#### Task brief:
Take each line containing the word "this" and copy it.

#### Stored data:

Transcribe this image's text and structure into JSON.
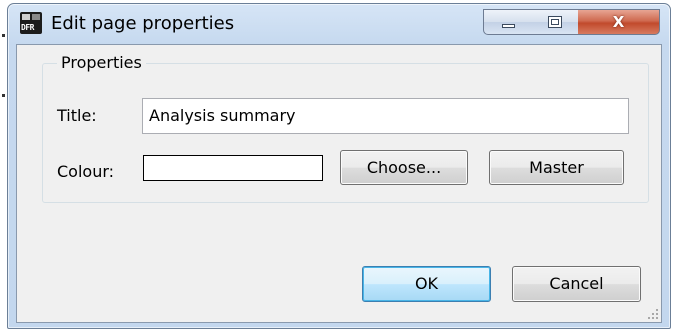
{
  "window": {
    "title": "Edit page properties",
    "close_glyph": "X",
    "app_icon_text": "DFR"
  },
  "properties_group": {
    "title": "Properties",
    "title_label": "Title:",
    "title_value": "Analysis summary",
    "colour_label": "Colour:",
    "colour_value": "",
    "choose_label": "Choose...",
    "master_label": "Master"
  },
  "footer": {
    "ok_label": "OK",
    "cancel_label": "Cancel"
  },
  "icons": [
    "app-icon",
    "minimize-icon",
    "maximize-icon",
    "close-icon",
    "resize-grip-icon"
  ]
}
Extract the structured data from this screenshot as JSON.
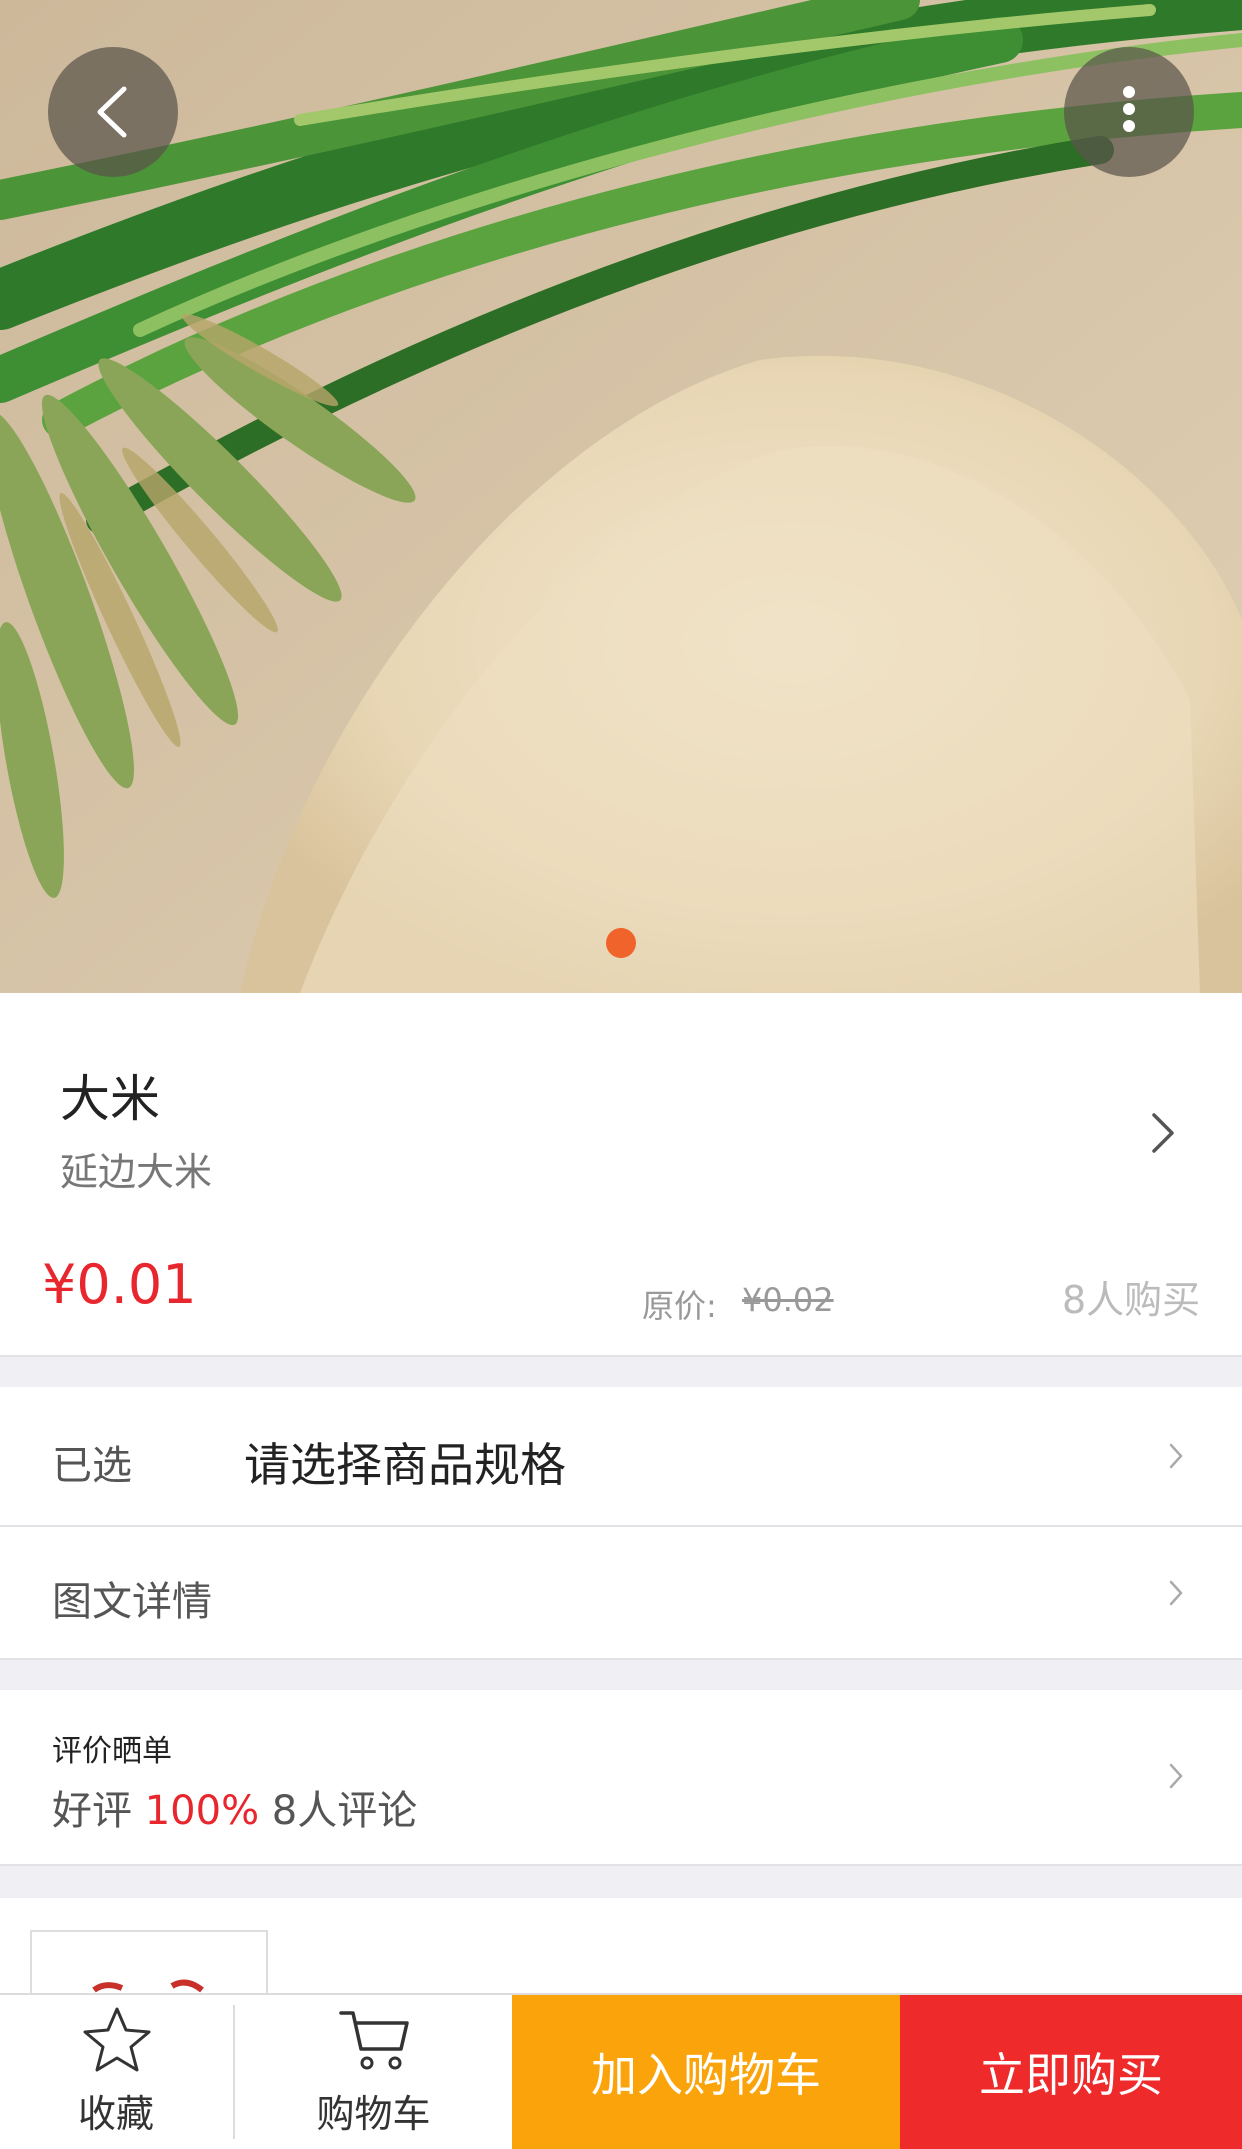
{
  "topbar": {
    "back_icon": "chevron-left-icon",
    "more_icon": "more-vertical-icon"
  },
  "gallery": {
    "image_subject": "rice-grains-photo",
    "pagination_active_color": "#f0632a"
  },
  "product": {
    "name": "大米",
    "subtitle": "延边大米",
    "price": "¥0.01",
    "original_price_label": "原价:",
    "original_price": "¥0.02",
    "buyers": "8人购买",
    "price_color": "#e8262d"
  },
  "spec": {
    "label": "已选",
    "value": "请选择商品规格"
  },
  "details": {
    "label": "图文详情"
  },
  "reviews": {
    "title": "评价晒单",
    "good_label": "好评",
    "good_rate": "100%",
    "count": "8人评论"
  },
  "bottom_bar": {
    "favorite_label": "收藏",
    "favorite_icon": "star-icon",
    "cart_label": "购物车",
    "cart_icon": "cart-icon",
    "add_to_cart": "加入购物车",
    "buy_now": "立即购买",
    "add_color": "#fba30a",
    "buy_color": "#ee2a2b"
  }
}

#### Expected answer:
Transcribe this image's text and structure into JSON.
Extract the structured data from this screenshot as JSON.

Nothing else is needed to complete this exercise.